— WRITTEN REQUEST —
Filter the records below down to lines containing "séance".

##### INFORMATION GIVEN #####

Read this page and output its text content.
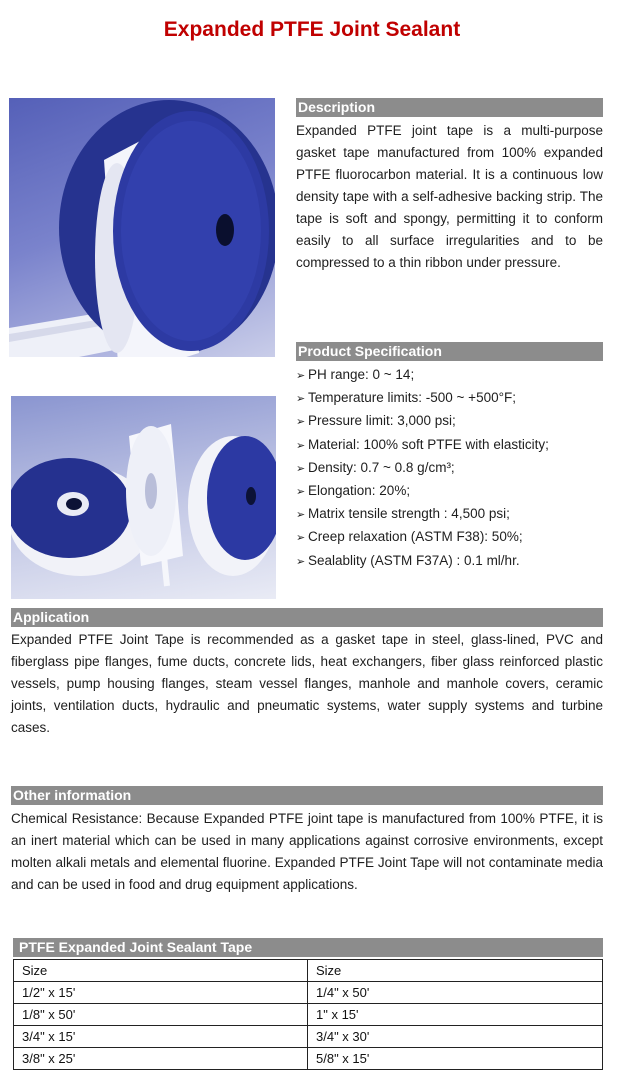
Expanded PTFE Joint Sealant
Description

Expanded PTFE joint tape is a multi-purpose gasket tape manufactured from 100% expanded PTFE fluorocarbon material. It is a continuous low density tape with a self-adhesive backing strip. The tape is soft and spongy, permitting it to conform easily to all surface irregularities and to be compressed to a thin ribbon under pressure.

Product Specification
➢ PH range: 0 ~ 14;
➢ Temperature limits: -500 ~ +500°F;
➢ Pressure limit: 3,000 psi;
➢ Material: 100% soft PTFE with elasticity;
➢ Density: 0.7 ~ 0.8 g/cm³;
➢ Elongation: 20%;
➢ Matrix tensile strength : 4,500 psi;
➢ Creep relaxation (ASTM F38): 50%;
➢ Sealablity (ASTM F37A) : 0.1 ml/hr.
Application

Expanded PTFE Joint Tape is recommended as a gasket tape in steel, glass-lined, PVC and fiberglass pipe flanges, fume ducts, concrete lids, heat exchangers, fiber glass reinforced plastic vessels, pump housing flanges, steam vessel flanges, manhole and manhole covers, ceramic joints, ventilation ducts, hydraulic and pneumatic systems, water supply systems and turbine cases.

Other information

Chemical Resistance: Because Expanded PTFE joint tape is manufactured from 100% PTFE, it is an inert material which can be used in many applications against corrosive environments, except molten alkali metals and elemental fluorine. Expanded PTFE Joint Tape will not contaminate media and can be used in food and drug equipment applications.

PTFE Expanded Joint Sealant Tape
Size	Size
1/2" x 15'	1/4" x 50'
1/8" x 50'	1" x 15'
3/4" x 15'	3/4" x 30'
3/8" x 25'	5/8" x 15'
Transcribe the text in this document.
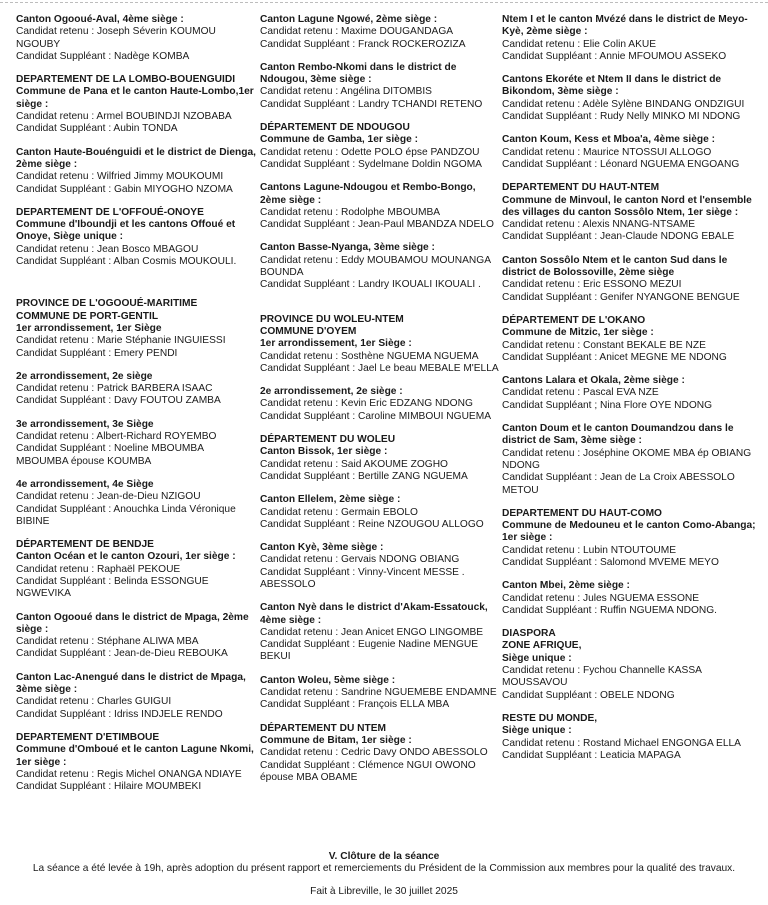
Canton Ogooué-Aval, 4ème siège :
Candidat retenu : Joseph Séverin KOUMOU NGOUBY
Candidat Suppléant : Nadège KOMBA
DEPARTEMENT DE LA LOMBO-BOUENGUIDI
Commune de Pana et le canton Haute-Lombo,1er siège :
Candidat retenu : Armel BOUBINDJI NZOBABA
Candidat Suppléant : Aubin TONDA
Canton Haute-Bouénguidi et le district de Dienga, 2ème siège :
Candidat retenu : Wilfried Jimmy MOUKOUMI
Candidat Suppléant : Gabin MIYOGHO NZOMA
DEPARTEMENT DE L'OFFOUÉ-ONOYE
Commune d'Iboundji et les cantons Offoué et Onoye, Siège unique :
Candidat retenu : Jean Bosco MBAGOU
Candidat Suppléant : Alban Cosmis MOUKOULI.
PROVINCE DE L'OGOOUÉ-MARITIME
COMMUNE DE PORT-GENTIL
1er arrondissement, 1er Siège
Candidat retenu : Marie Stéphanie INGUIESSI
Candidat Suppléant : Emery PENDI
2e arrondissement, 2e siège
Candidat retenu : Patrick BARBERA ISAAC
Candidat Suppléant : Davy FOUTOU ZAMBA
3e arrondissement, 3e Siège
Candidat retenu : Albert-Richard ROYEMBO
Candidat Suppléant : Noeline MBOUMBA MBOUMBA épouse KOUMBA
4e arrondissement, 4e Siège
Candidat retenu : Jean-de-Dieu NZIGOU
Candidat Suppléant : Anouchka Linda Véronique BIBINE
DÉPARTEMENT DE BENDJE
Canton Océan et le canton Ozouri, 1er siège :
Candidat retenu : Raphaël PEKOUE
Candidat Suppléant : Belinda ESSONGUE NGWEVIKA
Canton Ogooué dans le district de Mpaga, 2ème siège :
Candidat retenu : Stéphane ALIWA MBA
Candidat Suppléant : Jean-de-Dieu REBOUKA
Canton Lac-Anengué dans le district de Mpaga, 3ème siège :
Candidat retenu : Charles GUIGUI
Candidat Suppléant : Idriss INDJELE RENDO
DEPARTEMENT D'ETIMBOUE
Commune d'Omboué et le canton Lagune Nkomi, 1er siège :
Candidat retenu : Regis Michel ONANGA NDIAYE
Candidat Suppléant : Hilaire MOUMBEKI
Canton Lagune Ngowé, 2ème siège :
Candidat retenu : Maxime DOUGANDAGA
Candidat Suppléant : Franck ROCKEROZIZA
Canton Rembo-Nkomi dans le district de Ndougou, 3ème siège :
Candidat retenu : Angélina DITOMBIS
Candidat Suppléant : Landry TCHANDI RETENO
DÉPARTEMENT DE NDOUGOU
Commune de Gamba, 1er siège :
Candidat retenu : Odette POLO épse PANDZOU
Candidat Suppléant : Sydelmane Doldin NGOMA
Cantons Lagune-Ndougou et Rembo-Bongo, 2ème siège :
Candidat retenu : Rodolphe MBOUMBA
Candidat Suppléant : Jean-Paul MBANDZA NDELO
Canton Basse-Nyanga, 3ème siège :
Candidat retenu : Eddy MOUBAMOU MOUNANGA BOUNDA
Candidat Suppléant : Landry IKOUALI IKOUALI .
PROVINCE DU WOLEU-NTEM
COMMUNE D'OYEM
1er arrondissement, 1er Siège :
Candidat retenu : Sosthène NGUEMA NGUEMA
Candidat Suppléant : Jael Le beau MEBALE M'ELLA
2e arrondissement, 2e siège :
Candidat retenu : Kevin Eric EDZANG NDONG
Candidat Suppléant : Caroline MIMBOUI NGUEMA
DÉPARTEMENT DU WOLEU
Canton Bissok, 1er siège :
Candidat retenu : Said AKOUME ZOGHO
Candidat Suppléant : Bertille ZANG NGUEMA
Canton Ellelem, 2ème siège :
Candidat retenu : Germain EBOLO
Candidat Suppléant : Reine NZOUGOU ALLOGO
Canton Kyè, 3ème siège :
Candidat retenu : Gervais NDONG OBIANG
Candidat Suppléant : Vinny-Vincent MESSE . ABESSOLO
Canton Nyè dans le district d'Akam-Essatouck, 4ème siège :
Candidat retenu : Jean Anicet ENGO LINGOMBE
Candidat Suppléant : Eugenie Nadine MENGUE BEKUI
Canton Woleu, 5ème siège :
Candidat retenu : Sandrine NGUEMEBE ENDAMNE
Candidat Suppléant : François ELLA MBA
DÉPARTEMENT DU NTEM
Commune de Bitam, 1er siège :
Candidat retenu : Cedric Davy ONDO ABESSOLO
Candidat Suppléant : Clémence NGUI OWONO épouse MBA OBAME
Ntem I et le canton Mvézé dans le district de Meyo-Kyè, 2ème siège :
Candidat retenu : Elie Colin AKUE
Candidat Suppléant : Annie MFOUMOU ASSEKO
Cantons Ekoréte et Ntem II dans le district de Bikondom, 3ème siège :
Candidat retenu : Adèle Sylène BINDANG ONDZIGUI
Candidat Suppléant : Rudy Nelly MINKO MI NDONG
Canton Koum, Kess et Mboa'a, 4ème siège :
Candidat retenu : Maurice NTOSSUI ALLOGO
Candidat Suppléant : Léonard NGUEMA ENGOANG
DEPARTEMENT DU HAUT-NTEM
Commune de Minvoul, le canton Nord et l'ensemble des villages du canton Sossôlo Ntem, 1er siège :
Candidat retenu : Alexis NNANG-NTSAME
Candidat Suppléant : Jean-Claude NDONG EBALE
Canton Sossôlo Ntem et le canton Sud dans le district de Bolossoville, 2ème siège
Candidat retenu : Eric ESSONO MEZUI
Candidat Suppléant : Genifer NYANGONE BENGUE
DÉPARTEMENT DE L'OKANO
Commune de Mitzic, 1er siège :
Candidat retenu : Constant BEKALE BE NZE
Candidat Suppléant : Anicet MEGNE ME NDONG
Cantons Lalara et Okala, 2ème siège :
Candidat retenu : Pascal EVA NZE
Candidat Suppléant ; Nina Flore OYE NDONG
Canton Doum et le canton Doumandzou dans le district de Sam, 3ème siège :
Candidat retenu : Joséphine OKOME MBA ép OBIANG NDONG
Candidat Suppléant : Jean de La Croix ABESSOLO METOU
DEPARTEMENT DU HAUT-COMO
Commune de Medouneu et le canton Como-Abanga; 1er siège :
Candidat retenu : Lubin NTOUTOUME
Candidat Suppléant : Salomond MVEME MEYO
Canton Mbei, 2ème siège :
Candidat retenu : Jules NGUEMA ESSONE
Candidat Suppléant : Ruffin NGUEMA NDONG.
DIASPORA
ZONE AFRIQUE,
Siège unique :
Candidat retenu : Fychou Channelle KASSA MOUSSAVOU
Candidat Suppléant : OBELE NDONG
RESTE DU MONDE,
Siège unique :
Candidat retenu : Rostand Michael ENGONGA ELLA
Candidat Suppléant : Leaticia MAPAGA
V. Clôture de la séance
La séance a été levée à 19h, après adoption du présent rapport et remerciements du Président de la Commission aux membres pour la qualité des travaux.
Fait à Libreville, le 30 juillet 2025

#####

— FINAL RESULT —
V. Clôture de la séance
La séance a été levée à 19h, après adoption du présent rapport et remerciements du Président de la Commission aux membres pour la qualité des travaux.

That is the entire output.